Data records
-.-.-

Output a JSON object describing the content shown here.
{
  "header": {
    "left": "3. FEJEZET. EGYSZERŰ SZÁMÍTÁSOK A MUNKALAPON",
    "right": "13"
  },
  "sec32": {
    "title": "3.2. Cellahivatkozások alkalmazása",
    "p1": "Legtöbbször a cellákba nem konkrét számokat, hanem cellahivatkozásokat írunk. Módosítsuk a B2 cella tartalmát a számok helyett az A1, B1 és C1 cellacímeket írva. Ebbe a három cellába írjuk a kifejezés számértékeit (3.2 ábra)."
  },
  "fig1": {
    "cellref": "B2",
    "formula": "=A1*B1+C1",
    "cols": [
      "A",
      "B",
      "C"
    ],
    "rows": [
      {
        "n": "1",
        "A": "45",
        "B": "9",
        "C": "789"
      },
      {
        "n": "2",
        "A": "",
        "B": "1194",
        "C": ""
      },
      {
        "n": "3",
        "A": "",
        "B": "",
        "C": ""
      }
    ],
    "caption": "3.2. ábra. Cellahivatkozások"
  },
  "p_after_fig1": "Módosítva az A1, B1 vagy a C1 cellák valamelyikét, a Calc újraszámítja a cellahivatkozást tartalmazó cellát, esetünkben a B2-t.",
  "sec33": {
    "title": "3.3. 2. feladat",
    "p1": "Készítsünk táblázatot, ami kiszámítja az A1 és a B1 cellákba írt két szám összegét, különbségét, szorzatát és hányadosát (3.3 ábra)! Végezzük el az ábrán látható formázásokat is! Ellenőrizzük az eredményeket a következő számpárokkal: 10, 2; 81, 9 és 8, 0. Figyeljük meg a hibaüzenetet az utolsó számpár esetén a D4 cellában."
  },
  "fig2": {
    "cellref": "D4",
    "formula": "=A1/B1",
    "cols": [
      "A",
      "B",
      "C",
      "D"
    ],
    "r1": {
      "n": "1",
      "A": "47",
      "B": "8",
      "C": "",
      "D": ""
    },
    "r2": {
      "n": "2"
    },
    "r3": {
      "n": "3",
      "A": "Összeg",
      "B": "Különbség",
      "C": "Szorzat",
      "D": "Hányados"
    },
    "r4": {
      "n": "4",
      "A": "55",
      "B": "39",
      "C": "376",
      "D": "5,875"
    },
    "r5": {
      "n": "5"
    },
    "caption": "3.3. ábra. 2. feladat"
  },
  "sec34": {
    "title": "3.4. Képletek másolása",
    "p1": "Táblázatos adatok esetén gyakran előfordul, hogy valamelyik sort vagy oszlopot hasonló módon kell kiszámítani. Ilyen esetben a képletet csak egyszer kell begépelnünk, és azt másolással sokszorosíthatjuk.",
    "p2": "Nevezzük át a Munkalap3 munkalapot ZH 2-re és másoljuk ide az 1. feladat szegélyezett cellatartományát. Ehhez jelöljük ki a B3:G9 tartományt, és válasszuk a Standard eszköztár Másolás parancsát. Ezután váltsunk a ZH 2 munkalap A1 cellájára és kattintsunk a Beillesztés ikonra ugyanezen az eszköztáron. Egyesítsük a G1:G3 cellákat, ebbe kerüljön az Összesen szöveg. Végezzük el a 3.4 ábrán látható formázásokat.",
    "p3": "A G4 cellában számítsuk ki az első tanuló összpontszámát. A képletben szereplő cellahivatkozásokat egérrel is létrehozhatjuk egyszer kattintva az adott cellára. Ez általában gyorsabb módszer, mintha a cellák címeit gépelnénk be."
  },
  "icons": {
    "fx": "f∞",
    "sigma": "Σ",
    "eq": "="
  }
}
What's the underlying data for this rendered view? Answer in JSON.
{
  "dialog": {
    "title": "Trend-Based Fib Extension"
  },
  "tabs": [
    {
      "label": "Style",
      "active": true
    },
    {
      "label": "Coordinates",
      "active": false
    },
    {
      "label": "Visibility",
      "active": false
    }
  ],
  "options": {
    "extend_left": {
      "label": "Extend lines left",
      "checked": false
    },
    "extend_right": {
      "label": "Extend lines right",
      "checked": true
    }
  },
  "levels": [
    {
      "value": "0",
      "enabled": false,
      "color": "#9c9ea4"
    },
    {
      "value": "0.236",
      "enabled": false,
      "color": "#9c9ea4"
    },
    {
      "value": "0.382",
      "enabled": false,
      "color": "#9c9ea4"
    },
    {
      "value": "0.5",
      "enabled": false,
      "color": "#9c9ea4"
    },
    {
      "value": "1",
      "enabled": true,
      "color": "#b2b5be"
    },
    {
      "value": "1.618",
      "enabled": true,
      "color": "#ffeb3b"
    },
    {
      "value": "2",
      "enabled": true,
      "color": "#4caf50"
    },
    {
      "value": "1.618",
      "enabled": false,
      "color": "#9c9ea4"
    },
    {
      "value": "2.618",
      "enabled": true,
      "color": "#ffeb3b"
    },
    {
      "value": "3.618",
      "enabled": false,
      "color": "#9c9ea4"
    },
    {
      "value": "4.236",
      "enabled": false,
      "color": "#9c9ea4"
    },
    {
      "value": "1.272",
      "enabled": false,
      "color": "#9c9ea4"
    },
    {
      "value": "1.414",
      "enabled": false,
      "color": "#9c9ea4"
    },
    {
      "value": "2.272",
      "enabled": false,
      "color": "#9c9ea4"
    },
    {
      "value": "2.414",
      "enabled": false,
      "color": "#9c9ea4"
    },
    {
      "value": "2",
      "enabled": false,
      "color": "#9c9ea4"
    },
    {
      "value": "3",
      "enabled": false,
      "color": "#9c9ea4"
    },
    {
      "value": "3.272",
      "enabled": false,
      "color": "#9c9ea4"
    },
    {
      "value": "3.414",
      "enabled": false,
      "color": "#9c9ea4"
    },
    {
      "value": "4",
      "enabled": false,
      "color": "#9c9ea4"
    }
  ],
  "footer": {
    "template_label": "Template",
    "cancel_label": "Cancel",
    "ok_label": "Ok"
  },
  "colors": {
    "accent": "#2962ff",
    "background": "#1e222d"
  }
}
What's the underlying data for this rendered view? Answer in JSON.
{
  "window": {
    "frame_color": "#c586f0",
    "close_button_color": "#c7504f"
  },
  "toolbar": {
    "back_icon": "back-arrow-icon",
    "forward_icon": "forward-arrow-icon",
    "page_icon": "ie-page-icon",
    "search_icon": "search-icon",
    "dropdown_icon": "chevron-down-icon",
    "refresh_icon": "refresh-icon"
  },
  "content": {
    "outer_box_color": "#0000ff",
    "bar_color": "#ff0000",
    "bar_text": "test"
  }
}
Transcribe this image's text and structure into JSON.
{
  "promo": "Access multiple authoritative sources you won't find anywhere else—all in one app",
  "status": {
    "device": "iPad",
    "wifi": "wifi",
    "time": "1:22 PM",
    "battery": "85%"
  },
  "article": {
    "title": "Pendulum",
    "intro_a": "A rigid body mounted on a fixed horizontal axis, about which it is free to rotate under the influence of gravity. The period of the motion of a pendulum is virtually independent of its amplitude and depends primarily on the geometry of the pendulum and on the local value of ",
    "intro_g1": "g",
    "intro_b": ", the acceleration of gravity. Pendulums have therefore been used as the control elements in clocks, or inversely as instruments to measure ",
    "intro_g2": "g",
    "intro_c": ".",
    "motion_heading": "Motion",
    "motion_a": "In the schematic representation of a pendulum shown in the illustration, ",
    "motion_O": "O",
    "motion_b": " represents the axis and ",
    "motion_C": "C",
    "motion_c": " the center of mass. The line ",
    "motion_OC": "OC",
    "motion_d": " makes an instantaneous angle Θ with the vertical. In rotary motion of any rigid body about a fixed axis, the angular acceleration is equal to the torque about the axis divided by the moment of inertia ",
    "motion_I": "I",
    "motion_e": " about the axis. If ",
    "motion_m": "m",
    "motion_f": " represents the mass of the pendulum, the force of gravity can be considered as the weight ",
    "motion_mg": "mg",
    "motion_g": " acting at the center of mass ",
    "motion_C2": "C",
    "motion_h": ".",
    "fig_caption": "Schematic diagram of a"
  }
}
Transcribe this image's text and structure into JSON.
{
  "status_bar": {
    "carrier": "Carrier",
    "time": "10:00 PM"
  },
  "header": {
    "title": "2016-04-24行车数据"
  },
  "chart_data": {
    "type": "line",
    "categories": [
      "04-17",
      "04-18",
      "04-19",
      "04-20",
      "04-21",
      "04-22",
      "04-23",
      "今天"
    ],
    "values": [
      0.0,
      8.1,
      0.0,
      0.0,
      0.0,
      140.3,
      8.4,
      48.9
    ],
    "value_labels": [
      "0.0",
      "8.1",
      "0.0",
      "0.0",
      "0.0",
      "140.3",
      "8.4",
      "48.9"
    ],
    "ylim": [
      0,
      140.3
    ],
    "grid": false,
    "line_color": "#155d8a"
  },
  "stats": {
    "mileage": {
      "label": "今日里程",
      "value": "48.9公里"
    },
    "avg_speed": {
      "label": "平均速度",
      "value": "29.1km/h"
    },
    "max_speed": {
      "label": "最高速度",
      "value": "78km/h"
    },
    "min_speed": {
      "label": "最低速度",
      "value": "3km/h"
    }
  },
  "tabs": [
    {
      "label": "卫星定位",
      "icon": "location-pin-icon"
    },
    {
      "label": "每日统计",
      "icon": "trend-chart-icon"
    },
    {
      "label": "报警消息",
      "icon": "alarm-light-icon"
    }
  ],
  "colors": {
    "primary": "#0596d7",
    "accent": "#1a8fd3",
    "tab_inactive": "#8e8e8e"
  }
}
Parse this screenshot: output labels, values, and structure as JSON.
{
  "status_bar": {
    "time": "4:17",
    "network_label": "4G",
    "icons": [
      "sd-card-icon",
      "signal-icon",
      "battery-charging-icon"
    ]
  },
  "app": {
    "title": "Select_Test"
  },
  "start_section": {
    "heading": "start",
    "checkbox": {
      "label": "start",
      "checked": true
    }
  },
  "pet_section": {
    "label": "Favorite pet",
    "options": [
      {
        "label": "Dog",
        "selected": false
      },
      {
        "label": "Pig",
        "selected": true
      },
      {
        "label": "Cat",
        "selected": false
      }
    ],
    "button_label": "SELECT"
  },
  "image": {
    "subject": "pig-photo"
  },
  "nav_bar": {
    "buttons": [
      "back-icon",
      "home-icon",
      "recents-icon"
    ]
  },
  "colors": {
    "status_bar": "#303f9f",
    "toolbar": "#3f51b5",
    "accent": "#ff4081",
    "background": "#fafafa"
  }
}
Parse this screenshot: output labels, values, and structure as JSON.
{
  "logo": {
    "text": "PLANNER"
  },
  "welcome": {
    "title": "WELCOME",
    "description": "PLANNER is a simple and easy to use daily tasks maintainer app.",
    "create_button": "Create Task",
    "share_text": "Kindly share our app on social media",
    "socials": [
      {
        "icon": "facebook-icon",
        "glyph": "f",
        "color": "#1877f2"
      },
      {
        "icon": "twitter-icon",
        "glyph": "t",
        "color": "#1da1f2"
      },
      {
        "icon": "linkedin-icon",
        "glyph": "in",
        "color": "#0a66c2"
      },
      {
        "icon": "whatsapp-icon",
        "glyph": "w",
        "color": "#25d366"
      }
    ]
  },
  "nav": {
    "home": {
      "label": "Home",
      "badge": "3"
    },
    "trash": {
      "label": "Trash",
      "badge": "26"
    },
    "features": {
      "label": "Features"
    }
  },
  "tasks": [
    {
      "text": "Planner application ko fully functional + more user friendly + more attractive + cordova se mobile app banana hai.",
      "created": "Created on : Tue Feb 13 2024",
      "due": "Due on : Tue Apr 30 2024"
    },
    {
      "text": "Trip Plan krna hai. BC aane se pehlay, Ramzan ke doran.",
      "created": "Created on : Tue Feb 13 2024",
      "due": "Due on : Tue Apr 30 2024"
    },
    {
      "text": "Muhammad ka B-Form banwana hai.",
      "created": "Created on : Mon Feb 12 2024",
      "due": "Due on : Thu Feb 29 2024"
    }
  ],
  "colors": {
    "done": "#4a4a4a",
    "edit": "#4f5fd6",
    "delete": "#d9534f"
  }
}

-.-.-

> _EXERCISE DESCRIPTION_: Pull out every line of the records that includes the string "fixed".

> _TASK SOLUTION_:
    "intro_a": "A rigid body mounted on a fixed horizontal axis, about which it is free to rotate under the influence of gravity. The period of the motion of a pendulum is virtually independent of its amplitude and depends primarily on the geometry of the pendulum and on the local value of ",
    "motion_d": " makes an instantaneous angle Θ with the vertical. In rotary motion of any rigid body about a fixed axis, the angular acceleration is equal to the torque about the axis divided by the moment of inertia ",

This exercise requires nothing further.